START
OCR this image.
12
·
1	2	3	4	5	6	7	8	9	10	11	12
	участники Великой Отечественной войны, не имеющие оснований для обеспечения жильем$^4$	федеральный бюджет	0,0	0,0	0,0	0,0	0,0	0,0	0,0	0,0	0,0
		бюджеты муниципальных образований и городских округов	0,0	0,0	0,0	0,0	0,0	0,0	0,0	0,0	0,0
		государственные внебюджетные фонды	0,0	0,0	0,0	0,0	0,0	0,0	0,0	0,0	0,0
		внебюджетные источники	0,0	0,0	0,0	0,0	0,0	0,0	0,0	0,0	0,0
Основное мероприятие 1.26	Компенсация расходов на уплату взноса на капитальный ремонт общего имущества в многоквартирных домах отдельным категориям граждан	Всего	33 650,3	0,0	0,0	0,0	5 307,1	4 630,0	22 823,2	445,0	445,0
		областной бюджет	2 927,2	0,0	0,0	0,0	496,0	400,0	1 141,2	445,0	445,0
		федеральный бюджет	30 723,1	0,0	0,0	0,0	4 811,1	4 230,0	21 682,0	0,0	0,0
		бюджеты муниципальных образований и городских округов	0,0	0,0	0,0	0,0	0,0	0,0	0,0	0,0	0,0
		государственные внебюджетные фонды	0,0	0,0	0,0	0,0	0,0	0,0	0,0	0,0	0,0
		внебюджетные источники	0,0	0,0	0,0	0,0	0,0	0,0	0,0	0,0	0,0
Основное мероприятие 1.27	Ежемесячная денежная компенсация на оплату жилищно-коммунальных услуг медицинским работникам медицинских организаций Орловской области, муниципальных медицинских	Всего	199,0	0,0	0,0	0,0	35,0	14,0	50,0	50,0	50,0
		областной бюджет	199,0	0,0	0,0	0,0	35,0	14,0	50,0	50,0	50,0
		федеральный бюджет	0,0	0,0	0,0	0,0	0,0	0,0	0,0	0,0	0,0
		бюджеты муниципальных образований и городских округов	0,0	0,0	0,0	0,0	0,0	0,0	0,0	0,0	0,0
END
START
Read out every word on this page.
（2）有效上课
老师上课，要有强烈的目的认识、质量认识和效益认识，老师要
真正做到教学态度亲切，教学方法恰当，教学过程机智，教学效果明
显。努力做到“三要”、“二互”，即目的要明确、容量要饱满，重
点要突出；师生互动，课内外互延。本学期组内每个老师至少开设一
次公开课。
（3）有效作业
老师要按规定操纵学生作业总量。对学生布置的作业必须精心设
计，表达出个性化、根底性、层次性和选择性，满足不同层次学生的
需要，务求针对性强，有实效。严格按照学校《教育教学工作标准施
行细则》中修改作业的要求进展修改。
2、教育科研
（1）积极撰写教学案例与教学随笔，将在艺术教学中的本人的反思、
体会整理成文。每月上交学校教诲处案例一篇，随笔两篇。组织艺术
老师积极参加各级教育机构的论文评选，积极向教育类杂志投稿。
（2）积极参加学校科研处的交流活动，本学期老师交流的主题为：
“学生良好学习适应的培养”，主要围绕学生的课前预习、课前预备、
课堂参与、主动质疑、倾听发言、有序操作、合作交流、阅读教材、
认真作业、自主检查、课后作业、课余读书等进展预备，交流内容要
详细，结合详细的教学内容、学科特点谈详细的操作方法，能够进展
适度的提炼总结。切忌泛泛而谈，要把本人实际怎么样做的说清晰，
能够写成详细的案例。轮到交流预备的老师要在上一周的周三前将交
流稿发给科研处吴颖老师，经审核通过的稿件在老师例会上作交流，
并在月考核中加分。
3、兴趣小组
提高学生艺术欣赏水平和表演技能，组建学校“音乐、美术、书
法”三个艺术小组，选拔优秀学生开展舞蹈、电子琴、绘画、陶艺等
END
* _Task_
Only the number is needed: state how many lines in the listing contain "мероприятие".

* _Solved problem_
2